_REQUESTS:_
• 1. According to the text on Linux LAN hardware, what are the basic components of an Ethernetwork?
• 2. Write out verbatim the part of the text on Linux LAN hardware from "Ethernet switches route" to "through the switch.".

━━━ TEXT PASSAGE

Read more at The New Stack

Linux Networking Hardware for Beginners: LAN Hardware

Software is always changing, but hardware not so much. This two-part tour introduces networking hardware, from traditional switches and routers to smartphones and wireless hotspots.

Local Area Network

The traditional local area network is connected with an Ethernet switch and Cat cables. The basic components of an Ethernetwork are network interface cards (NICs), cables, and switches. NICs and switches have little status lights that tell you if there is a connection, and the speed of the connection. Each computer needs an NIC, which connects to a switch via an Ethernet cable. Figure 1 shows a simple LAN: two computers connected via a switch, and a wireless access point routed into the wired LAN.

Figure 1: A simple LAN.

Installing cable is a bit of work, and you lose portability, but wired Ethernet has some advantages. It is immune to the types of interference that mess up wireless networks (microwave ovens, cordless phones, wireless speakers, physical barriers), and it is immune to wireless snooping. Even in this glorious year 2017 of the new millennium there are still Linux distributions, and devices like IP surveillance cameras and set-top boxes, that require a wired network connection for the initial setup, even if they also support wi-fi. Any device that has one of those little physical factory-reset switches that you poke with a paperclip has a hard-coded wired Ethernet address.

With Linux you can easily manage multiple NICs. My Internet is mobile broadband, so my machines are connected to the Internet through a wireless hotspot, and directly to each other on the separate wired Ethernetwork for fast local communications. My workstations have easy wi-fi thanks to USB wireless interfaces (figure 2).

Figure 2: USB wireless interfaces.

Switches come in “dumb” and managed versions. Dumb switches are dead simple: just plug in, and you’re done. Managed switches are configurable and offer features like power over Ethernet (PoE), controllable port speeds, virtual LANs (VLANs), disable/enable ports, quality of service, and security features.

Ethernet switches route traffic only where it needs to go, between the hosts that are communicating with each other. If you remember the olden days of Ethernet hubs, then you remember that hubs broadcast all traffic to all hosts, and each host had to sort out which packets were meant for it. That is why one definition of a LAN is a collision domain, because hubs generated so much uncontrolled traffic. This also enabled easy snooping on every host connected to the hub. A nice feature on a managed switch is a snooping port, which may be called a monitoring port, a promiscuous port, or a mirroring port, which allows you to monitor all traffic passing through the switch.

━━━━━━
━━━ GIVEN DATA

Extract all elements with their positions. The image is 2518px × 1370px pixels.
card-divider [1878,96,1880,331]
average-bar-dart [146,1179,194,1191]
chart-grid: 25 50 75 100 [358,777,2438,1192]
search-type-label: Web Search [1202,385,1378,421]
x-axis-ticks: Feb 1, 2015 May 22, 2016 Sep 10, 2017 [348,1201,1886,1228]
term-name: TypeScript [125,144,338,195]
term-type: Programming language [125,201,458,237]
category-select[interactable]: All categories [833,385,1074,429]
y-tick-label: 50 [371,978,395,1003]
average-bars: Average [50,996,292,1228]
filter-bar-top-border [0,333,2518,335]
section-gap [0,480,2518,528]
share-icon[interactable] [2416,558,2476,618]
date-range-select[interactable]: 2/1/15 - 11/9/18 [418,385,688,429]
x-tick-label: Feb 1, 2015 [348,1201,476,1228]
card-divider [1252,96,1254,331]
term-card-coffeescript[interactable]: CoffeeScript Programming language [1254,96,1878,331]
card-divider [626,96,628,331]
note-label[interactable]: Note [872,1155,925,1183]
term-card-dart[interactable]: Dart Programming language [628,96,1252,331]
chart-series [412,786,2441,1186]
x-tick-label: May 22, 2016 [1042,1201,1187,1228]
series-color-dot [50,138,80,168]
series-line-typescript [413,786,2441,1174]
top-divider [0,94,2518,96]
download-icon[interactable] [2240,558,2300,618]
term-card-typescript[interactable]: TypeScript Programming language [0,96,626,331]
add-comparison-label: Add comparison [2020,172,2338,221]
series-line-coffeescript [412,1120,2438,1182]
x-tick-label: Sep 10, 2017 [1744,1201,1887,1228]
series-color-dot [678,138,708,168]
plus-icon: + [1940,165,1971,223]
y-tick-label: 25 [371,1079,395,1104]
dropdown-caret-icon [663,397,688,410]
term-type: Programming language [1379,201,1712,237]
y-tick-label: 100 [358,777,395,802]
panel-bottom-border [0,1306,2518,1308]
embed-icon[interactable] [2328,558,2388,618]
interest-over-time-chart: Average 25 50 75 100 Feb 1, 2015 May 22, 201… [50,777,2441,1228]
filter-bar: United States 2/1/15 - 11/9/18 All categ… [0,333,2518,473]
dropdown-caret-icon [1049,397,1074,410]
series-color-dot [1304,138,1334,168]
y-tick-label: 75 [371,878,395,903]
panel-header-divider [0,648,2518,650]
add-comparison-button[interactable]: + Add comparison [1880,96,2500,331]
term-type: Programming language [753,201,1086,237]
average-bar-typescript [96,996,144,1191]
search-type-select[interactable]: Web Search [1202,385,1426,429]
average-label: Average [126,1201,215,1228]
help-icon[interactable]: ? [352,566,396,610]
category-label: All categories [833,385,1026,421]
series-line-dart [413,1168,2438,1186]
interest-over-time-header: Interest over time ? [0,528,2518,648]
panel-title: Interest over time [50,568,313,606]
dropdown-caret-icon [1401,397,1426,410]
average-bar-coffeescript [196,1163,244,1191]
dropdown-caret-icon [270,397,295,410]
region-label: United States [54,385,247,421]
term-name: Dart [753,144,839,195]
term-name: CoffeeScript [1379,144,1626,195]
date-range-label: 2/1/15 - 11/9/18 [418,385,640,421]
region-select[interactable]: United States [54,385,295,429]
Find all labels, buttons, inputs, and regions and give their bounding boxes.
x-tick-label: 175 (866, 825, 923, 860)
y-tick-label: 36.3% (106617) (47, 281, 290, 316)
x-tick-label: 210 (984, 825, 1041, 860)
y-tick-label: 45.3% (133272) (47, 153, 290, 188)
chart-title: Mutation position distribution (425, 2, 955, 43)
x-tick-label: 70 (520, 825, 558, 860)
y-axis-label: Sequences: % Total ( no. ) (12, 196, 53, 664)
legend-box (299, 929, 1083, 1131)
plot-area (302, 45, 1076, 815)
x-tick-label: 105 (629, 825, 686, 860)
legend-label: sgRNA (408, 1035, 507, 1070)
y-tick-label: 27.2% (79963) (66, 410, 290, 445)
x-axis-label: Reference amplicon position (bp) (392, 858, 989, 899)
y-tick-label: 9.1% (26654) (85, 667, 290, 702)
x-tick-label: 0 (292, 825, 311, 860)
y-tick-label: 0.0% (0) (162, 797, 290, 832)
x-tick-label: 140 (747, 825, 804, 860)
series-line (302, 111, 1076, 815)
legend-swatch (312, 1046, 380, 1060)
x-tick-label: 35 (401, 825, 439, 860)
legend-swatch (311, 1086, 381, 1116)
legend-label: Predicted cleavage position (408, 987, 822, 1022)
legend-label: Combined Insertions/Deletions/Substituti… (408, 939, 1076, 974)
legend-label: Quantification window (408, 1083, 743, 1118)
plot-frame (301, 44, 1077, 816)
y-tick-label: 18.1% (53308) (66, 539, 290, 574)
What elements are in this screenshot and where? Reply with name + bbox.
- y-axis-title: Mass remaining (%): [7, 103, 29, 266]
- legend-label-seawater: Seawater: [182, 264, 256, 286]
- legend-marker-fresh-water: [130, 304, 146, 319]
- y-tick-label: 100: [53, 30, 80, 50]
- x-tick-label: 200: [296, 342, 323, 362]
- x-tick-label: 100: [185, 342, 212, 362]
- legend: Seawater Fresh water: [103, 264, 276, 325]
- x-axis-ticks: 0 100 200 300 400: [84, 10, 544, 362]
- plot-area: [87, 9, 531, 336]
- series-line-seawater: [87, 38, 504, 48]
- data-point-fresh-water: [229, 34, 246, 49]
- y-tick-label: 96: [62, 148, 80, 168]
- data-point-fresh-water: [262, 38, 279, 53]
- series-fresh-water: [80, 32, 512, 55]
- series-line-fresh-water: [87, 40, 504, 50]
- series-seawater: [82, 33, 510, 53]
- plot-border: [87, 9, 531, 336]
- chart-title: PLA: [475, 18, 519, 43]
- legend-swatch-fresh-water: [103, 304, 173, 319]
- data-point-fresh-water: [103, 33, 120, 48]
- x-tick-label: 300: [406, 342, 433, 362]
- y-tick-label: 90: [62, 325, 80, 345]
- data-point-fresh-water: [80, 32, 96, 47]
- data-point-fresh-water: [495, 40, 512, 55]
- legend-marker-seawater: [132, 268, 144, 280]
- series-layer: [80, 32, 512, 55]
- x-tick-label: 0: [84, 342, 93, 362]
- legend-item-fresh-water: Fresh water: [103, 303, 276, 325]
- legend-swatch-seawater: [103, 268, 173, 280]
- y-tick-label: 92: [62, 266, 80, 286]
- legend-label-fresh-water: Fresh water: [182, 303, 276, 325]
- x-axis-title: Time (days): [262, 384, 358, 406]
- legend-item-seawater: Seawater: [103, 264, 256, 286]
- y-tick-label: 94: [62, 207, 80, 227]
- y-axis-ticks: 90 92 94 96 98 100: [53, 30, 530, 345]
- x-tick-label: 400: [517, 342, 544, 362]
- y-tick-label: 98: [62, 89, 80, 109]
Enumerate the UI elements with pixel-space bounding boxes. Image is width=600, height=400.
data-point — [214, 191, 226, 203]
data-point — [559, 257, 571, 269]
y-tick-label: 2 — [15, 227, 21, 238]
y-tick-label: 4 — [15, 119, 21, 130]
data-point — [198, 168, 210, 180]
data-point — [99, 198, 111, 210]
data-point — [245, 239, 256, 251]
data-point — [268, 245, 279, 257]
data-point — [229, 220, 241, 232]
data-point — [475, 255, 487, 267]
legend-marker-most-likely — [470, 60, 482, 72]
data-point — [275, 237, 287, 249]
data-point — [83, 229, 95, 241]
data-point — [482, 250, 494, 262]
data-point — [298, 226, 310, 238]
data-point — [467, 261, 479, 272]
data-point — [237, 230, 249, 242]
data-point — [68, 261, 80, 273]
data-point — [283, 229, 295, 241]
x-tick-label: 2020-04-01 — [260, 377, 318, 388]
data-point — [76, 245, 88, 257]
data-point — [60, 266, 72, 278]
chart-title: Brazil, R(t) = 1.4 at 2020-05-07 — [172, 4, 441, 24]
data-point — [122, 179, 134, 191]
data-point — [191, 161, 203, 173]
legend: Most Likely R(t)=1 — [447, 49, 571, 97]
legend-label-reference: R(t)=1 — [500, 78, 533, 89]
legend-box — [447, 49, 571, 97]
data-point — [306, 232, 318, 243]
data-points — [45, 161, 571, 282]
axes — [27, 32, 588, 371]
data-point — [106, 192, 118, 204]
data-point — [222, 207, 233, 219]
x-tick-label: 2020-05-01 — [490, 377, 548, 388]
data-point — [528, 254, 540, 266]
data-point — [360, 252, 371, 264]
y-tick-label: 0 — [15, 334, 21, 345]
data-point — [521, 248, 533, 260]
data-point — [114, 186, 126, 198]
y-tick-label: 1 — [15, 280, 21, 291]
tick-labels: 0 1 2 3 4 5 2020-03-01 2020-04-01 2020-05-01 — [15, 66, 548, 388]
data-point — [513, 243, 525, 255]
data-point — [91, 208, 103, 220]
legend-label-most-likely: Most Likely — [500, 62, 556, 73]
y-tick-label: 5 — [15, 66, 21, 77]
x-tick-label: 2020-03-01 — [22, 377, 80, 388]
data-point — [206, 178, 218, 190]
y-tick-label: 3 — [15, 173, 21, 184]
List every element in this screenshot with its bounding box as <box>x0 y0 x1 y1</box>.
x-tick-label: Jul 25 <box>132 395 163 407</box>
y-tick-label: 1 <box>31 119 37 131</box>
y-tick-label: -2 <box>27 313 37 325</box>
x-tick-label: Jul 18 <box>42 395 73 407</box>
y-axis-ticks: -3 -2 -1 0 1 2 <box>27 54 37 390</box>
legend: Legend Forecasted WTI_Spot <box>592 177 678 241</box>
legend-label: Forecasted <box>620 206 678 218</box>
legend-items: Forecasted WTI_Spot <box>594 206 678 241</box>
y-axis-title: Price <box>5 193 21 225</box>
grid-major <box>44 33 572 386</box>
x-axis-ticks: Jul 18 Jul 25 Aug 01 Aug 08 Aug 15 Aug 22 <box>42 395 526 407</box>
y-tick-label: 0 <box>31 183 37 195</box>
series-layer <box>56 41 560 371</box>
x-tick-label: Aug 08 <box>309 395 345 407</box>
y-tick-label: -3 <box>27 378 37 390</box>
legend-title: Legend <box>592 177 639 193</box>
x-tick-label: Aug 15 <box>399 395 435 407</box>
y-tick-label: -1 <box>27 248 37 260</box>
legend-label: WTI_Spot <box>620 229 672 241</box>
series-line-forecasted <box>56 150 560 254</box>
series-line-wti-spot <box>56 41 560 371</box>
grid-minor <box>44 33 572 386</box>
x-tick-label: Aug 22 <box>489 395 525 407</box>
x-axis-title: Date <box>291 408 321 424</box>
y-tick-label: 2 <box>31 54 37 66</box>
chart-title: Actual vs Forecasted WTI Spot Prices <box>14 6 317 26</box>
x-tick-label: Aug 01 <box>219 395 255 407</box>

━━━━━━

_TASK-BY-TASK ANSWERS:_
• 1. Network interface cards (NICs), cables, and switches.

• 2.
Ethernet switches route traffic only where it needs to go, between the hosts that are communicating with each other. If you remember the olden days of Ethernet hubs, then you remember that hubs broadcast all traffic to all hosts, and each host had to sort out which packets were meant for it. That is why one definition of a LAN is a collision domain, because hubs generated so much uncontrolled traffic. This also enabled easy snooping on every host connected to the hub. A nice feature on a managed switch is a snooping port, which may be called a monitoring port, a promiscuous port, or a mirroring port, which allows you to monitor all traffic passing through the switch.